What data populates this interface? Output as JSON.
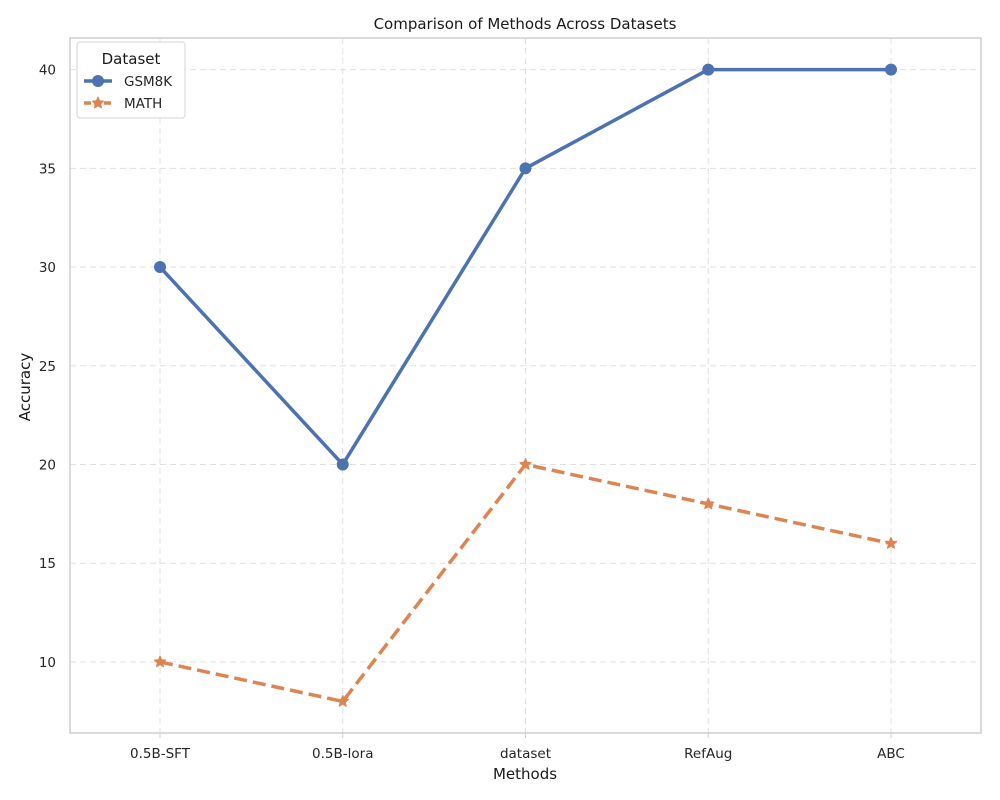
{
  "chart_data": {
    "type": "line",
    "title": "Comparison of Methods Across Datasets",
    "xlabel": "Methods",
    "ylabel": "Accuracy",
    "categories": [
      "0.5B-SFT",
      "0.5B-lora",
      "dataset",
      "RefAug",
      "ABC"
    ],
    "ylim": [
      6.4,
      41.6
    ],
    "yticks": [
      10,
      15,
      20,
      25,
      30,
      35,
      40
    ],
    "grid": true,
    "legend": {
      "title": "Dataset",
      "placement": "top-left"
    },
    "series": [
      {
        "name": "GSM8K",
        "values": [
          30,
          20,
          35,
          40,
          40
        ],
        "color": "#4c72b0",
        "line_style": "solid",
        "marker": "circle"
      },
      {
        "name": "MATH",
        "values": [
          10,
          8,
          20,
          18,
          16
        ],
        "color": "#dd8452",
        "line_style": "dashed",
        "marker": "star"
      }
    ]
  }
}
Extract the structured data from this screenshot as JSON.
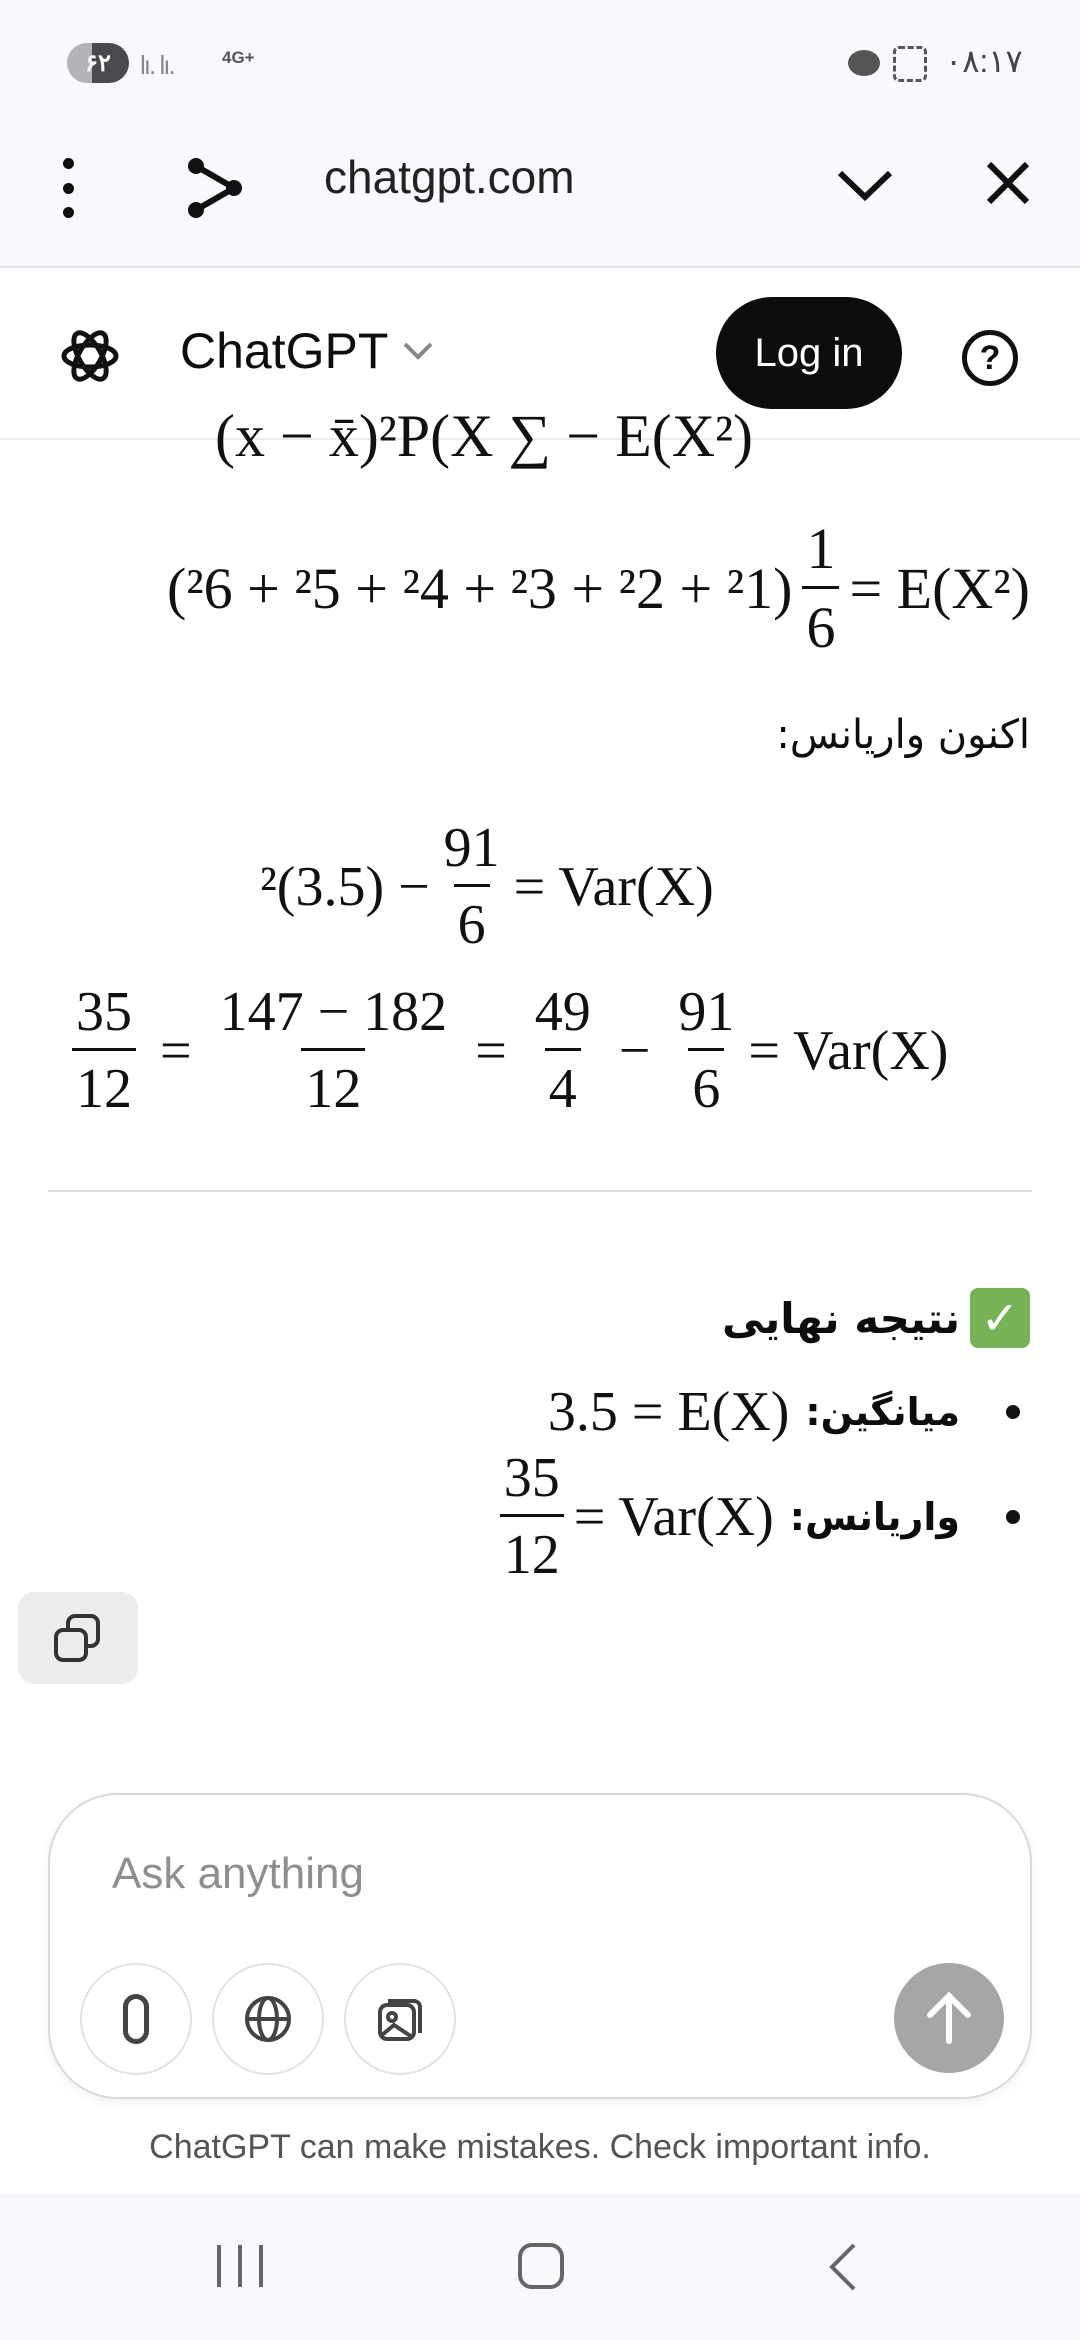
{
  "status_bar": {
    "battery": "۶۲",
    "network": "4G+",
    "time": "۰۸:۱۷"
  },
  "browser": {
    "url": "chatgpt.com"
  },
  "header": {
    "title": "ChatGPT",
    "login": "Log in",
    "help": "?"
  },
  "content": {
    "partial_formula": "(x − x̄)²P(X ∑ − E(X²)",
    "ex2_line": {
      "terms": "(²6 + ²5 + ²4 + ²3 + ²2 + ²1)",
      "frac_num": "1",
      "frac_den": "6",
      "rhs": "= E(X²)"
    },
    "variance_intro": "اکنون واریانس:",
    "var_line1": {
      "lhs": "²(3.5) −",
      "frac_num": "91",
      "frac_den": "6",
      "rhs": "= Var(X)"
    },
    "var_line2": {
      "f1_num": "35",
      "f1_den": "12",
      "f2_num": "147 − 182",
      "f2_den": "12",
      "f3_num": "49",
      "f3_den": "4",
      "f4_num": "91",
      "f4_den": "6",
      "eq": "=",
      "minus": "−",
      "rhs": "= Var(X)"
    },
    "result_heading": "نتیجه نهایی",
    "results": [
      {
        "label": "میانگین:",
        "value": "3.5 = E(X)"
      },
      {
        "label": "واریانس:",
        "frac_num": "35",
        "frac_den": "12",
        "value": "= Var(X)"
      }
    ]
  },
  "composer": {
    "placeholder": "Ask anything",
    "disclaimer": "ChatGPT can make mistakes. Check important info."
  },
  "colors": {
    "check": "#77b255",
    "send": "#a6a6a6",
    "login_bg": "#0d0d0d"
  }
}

PROBLEM → Copy out the lines that hold "JSON".

ANSWER TO THIS TASK →
What data populates this interface? Output as JSON.
Extract the structured data from this screenshot as JSON.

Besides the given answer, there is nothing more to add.